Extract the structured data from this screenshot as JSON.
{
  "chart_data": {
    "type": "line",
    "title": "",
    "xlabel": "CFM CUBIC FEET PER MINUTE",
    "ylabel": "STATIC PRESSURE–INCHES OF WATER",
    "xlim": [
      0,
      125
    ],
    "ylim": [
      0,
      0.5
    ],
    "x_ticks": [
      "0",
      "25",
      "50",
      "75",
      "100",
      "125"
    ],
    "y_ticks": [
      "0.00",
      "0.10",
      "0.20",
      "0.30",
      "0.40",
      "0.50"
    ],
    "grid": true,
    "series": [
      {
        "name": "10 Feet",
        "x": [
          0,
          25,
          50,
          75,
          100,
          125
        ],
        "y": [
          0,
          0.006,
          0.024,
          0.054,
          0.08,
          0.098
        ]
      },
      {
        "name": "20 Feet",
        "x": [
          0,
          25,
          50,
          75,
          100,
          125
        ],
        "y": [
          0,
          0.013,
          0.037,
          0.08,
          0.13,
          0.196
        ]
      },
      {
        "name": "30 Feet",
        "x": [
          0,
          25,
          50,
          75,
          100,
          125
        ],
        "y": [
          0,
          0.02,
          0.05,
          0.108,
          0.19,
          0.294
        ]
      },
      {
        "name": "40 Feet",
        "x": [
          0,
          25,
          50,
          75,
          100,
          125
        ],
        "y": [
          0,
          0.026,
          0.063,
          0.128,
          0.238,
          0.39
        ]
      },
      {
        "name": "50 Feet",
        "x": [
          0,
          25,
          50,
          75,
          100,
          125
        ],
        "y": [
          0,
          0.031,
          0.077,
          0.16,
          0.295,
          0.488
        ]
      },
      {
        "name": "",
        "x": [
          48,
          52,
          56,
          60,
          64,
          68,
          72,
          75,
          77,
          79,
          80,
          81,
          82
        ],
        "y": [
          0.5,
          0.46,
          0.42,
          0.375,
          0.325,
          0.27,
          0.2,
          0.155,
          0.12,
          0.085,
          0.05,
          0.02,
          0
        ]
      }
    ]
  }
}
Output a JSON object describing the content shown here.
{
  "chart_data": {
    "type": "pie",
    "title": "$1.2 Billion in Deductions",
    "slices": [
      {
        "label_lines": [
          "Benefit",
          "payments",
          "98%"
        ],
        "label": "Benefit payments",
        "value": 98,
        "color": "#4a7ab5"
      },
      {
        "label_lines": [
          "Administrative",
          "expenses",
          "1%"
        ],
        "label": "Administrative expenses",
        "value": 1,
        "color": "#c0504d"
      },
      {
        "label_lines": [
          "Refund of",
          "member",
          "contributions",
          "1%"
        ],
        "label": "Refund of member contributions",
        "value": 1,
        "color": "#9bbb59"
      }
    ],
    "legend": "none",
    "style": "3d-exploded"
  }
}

BRIEF - Output nothing but the number of lines in the data containing the string "member".

EXERCISE SOLUTION - 2